§ What to work on:
Leave out the pictures, then reproduce the rest of the material exactly.

§ Stored rows:
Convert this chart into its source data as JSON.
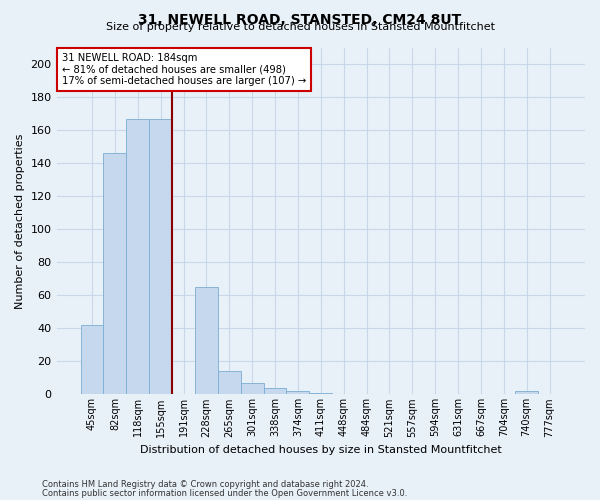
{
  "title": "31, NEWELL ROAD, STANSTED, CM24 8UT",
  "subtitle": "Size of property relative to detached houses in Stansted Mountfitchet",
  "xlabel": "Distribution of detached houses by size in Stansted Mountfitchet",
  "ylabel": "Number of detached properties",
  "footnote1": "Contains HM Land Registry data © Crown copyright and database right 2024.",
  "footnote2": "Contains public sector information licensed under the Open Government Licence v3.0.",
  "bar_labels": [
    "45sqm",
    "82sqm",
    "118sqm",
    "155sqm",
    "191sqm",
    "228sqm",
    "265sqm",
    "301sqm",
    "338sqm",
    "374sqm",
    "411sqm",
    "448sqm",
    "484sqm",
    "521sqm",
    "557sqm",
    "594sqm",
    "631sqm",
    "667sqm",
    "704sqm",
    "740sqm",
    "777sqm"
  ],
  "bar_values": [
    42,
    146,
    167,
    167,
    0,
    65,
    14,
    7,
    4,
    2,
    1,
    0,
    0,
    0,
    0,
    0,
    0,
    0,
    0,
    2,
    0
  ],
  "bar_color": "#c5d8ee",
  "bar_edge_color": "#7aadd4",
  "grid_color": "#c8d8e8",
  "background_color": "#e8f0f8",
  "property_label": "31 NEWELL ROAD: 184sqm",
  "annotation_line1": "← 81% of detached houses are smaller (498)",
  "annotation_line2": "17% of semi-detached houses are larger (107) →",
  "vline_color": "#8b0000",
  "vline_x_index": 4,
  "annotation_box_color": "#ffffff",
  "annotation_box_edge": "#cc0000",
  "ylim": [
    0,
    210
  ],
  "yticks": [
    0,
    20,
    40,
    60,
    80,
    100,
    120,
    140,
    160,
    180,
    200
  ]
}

§ The solution:
Convert this chart into its source data as JSON.
{
  "title": "31, NEWELL ROAD, STANSTED, CM24 8UT",
  "subtitle": "Size of property relative to detached houses in Stansted Mountfitchet",
  "xlabel": "Distribution of detached houses by size in Stansted Mountfitchet",
  "ylabel": "Number of detached properties",
  "footnote1": "Contains HM Land Registry data © Crown copyright and database right 2024.",
  "footnote2": "Contains public sector information licensed under the Open Government Licence v3.0.",
  "bar_labels": [
    "45sqm",
    "82sqm",
    "118sqm",
    "155sqm",
    "191sqm",
    "228sqm",
    "265sqm",
    "301sqm",
    "338sqm",
    "374sqm",
    "411sqm",
    "448sqm",
    "484sqm",
    "521sqm",
    "557sqm",
    "594sqm",
    "631sqm",
    "667sqm",
    "704sqm",
    "740sqm",
    "777sqm"
  ],
  "bar_values": [
    42,
    146,
    167,
    167,
    0,
    65,
    14,
    7,
    4,
    2,
    1,
    0,
    0,
    0,
    0,
    0,
    0,
    0,
    0,
    2,
    0
  ],
  "bar_color": "#c5d8ee",
  "bar_edge_color": "#7aadd4",
  "grid_color": "#c8d8e8",
  "background_color": "#e8f0f8",
  "property_label": "31 NEWELL ROAD: 184sqm",
  "annotation_line1": "← 81% of detached houses are smaller (498)",
  "annotation_line2": "17% of semi-detached houses are larger (107) →",
  "vline_color": "#8b0000",
  "vline_x_index": 4,
  "annotation_box_color": "#ffffff",
  "annotation_box_edge": "#cc0000",
  "ylim": [
    0,
    210
  ],
  "yticks": [
    0,
    20,
    40,
    60,
    80,
    100,
    120,
    140,
    160,
    180,
    200
  ]
}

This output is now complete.